=== THE PROBLEM ===
The answer is every line in the data below that contains the word "maneira".

=== LISTED ENTRIES ===
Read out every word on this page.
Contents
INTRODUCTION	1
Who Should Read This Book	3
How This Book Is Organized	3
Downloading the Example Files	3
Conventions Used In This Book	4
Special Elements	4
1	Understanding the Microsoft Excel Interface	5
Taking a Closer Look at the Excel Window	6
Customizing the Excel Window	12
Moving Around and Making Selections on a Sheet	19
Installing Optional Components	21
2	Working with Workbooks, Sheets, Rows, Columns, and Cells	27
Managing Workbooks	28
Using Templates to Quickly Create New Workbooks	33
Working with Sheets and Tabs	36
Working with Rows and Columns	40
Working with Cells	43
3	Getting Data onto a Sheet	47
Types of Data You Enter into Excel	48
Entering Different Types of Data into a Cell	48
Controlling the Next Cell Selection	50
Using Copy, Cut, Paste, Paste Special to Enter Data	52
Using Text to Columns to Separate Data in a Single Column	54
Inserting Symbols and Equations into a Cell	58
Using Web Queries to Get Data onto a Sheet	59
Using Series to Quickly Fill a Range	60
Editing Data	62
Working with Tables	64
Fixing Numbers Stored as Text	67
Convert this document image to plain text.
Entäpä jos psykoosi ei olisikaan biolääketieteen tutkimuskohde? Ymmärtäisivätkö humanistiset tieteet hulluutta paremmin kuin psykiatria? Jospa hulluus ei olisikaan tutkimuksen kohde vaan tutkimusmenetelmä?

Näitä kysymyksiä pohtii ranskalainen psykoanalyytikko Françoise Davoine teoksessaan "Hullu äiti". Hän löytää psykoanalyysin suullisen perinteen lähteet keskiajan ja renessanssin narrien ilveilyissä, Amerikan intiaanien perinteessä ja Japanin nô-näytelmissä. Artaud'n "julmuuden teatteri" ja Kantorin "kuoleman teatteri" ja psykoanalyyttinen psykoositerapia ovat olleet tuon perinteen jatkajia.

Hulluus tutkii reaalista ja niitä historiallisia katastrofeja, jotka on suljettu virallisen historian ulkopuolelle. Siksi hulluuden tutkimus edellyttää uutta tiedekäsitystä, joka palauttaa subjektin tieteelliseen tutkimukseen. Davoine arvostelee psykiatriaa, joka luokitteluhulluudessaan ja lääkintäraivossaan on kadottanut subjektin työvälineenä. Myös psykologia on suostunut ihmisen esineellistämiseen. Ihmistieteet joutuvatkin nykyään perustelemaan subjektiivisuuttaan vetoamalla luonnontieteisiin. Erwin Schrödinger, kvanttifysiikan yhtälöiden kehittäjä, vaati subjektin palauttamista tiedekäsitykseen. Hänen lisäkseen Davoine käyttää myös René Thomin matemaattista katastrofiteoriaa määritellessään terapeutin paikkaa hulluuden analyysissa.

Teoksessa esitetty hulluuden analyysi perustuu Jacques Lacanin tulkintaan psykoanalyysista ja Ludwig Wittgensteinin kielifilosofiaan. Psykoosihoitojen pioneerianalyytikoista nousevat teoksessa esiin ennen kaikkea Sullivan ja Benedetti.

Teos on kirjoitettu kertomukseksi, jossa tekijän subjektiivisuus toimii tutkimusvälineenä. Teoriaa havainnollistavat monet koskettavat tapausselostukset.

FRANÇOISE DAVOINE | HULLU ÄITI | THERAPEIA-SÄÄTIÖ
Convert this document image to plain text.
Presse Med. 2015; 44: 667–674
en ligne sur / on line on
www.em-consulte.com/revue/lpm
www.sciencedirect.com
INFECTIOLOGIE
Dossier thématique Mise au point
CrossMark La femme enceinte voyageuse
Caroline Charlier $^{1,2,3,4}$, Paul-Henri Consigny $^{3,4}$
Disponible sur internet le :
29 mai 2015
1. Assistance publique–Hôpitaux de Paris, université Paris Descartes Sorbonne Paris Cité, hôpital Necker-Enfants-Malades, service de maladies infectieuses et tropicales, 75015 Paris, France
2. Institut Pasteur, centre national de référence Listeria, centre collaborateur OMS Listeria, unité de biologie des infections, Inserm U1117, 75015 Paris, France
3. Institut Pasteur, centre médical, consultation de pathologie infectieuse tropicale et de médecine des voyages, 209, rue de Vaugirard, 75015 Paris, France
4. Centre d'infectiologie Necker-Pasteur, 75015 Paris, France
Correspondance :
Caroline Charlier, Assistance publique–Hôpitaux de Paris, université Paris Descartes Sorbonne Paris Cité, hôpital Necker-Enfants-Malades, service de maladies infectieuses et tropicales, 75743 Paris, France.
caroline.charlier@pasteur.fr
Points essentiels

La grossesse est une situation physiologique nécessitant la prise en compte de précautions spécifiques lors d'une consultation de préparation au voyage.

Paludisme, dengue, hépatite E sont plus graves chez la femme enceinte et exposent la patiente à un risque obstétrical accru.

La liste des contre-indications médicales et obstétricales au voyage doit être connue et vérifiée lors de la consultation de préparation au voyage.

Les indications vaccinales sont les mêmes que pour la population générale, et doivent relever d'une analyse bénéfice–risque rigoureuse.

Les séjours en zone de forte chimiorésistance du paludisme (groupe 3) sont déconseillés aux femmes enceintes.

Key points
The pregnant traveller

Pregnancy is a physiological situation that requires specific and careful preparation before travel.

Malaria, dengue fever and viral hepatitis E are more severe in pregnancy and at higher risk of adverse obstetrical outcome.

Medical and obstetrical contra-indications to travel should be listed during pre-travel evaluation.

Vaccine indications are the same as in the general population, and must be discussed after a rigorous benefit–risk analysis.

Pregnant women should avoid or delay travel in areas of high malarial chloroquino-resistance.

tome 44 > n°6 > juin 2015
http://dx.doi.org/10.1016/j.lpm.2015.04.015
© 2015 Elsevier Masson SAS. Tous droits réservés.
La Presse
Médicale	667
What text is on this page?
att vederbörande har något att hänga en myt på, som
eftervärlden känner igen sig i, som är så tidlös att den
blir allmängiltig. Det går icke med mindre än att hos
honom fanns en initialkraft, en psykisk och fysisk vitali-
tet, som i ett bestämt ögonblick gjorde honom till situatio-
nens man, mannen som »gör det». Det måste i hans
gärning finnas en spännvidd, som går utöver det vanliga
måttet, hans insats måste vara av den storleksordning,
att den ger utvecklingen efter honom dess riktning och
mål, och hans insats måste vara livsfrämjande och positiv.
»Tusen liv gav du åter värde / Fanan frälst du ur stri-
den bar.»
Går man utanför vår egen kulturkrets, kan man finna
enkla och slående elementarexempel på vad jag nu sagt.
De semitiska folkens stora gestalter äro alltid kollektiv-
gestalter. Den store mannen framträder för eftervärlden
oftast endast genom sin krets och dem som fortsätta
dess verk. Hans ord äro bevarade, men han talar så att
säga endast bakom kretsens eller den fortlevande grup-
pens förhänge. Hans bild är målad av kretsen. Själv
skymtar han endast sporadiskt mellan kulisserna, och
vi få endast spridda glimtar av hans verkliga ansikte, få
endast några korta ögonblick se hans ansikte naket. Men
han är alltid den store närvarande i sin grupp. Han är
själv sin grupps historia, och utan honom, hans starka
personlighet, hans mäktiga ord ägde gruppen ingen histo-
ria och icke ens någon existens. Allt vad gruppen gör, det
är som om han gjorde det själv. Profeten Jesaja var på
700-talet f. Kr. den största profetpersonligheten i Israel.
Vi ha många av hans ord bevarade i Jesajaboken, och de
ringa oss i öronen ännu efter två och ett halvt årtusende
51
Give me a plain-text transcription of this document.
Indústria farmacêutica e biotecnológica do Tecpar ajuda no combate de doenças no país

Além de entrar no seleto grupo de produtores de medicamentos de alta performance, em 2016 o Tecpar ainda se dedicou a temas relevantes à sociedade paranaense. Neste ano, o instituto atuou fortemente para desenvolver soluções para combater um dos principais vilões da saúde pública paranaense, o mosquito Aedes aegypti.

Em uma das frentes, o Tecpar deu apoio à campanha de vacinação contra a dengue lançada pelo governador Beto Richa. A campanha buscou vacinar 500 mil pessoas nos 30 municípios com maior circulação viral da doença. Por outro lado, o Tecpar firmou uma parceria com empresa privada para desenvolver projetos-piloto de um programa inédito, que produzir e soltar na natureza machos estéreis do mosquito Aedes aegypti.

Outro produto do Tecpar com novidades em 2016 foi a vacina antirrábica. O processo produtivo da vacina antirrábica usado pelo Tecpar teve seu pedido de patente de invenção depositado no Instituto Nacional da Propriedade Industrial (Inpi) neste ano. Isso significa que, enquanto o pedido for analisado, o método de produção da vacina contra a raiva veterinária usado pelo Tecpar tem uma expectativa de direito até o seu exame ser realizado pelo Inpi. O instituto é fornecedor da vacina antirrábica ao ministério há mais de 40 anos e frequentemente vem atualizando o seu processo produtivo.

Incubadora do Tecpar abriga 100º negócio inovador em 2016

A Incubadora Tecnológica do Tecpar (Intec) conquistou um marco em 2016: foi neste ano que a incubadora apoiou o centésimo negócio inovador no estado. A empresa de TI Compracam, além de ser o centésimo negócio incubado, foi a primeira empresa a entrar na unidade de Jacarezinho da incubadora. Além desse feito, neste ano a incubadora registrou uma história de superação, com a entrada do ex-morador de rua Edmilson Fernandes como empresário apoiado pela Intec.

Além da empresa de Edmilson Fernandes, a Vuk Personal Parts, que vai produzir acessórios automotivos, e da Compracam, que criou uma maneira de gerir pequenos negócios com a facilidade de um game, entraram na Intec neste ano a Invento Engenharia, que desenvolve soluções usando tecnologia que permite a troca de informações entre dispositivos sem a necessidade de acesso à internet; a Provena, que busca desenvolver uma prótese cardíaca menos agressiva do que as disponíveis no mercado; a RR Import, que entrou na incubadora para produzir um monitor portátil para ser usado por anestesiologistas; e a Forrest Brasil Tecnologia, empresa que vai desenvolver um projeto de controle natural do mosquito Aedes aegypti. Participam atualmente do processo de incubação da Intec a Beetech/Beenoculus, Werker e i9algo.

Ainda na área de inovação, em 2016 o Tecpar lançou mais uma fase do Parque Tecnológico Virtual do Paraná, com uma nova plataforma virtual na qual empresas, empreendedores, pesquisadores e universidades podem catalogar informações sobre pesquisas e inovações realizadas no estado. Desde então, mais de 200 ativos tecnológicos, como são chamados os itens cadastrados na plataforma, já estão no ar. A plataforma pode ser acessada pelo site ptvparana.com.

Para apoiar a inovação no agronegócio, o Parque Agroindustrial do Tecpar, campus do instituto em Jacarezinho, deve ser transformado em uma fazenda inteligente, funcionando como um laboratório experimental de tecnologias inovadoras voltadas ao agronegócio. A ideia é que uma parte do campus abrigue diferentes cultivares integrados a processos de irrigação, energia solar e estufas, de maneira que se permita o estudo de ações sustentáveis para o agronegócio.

=== RESULT FOR THIS TASK ===
Além da empresa de Edmilson Fernandes, a Vuk Personal Parts, que vai produzir acessórios automotivos, e da Compracam, que criou uma maneira de gerir pequenos negócios com a facilidade de um game, entraram na Intec neste ano a Invento Engenharia, que desenvolve soluções usando tecnologia que permite a troca de informações entre dispositivos sem a necessidade de acesso à internet; a Provena, que busca desenvolver uma prótese cardíaca menos agressiva do que as disponíveis no mercado; a RR Import, que entrou na incubadora para produzir um monitor portátil para ser usado por anestesiologistas; e a Forrest Brasil Tecnologia, empresa que vai desenvolver um projeto de controle natural do mosquito Aedes aegypti. Participam atualmente do processo de incubação da Intec a Beetech/Beenoculus, Werker e i9algo.
Para apoiar a inovação no agronegócio, o Parque Agroindustrial do Tecpar, campus do instituto em Jacarezinho, deve ser transformado em uma fazenda inteligente, funcionando como um laboratório experimental de tecnologias inovadoras voltadas ao agronegócio. A ideia é que uma parte do campus abrigue diferentes cultivares integrados a processos de irrigação, energia solar e estufas, de maneira que se permita o estudo de ações sustentáveis para o agronegócio.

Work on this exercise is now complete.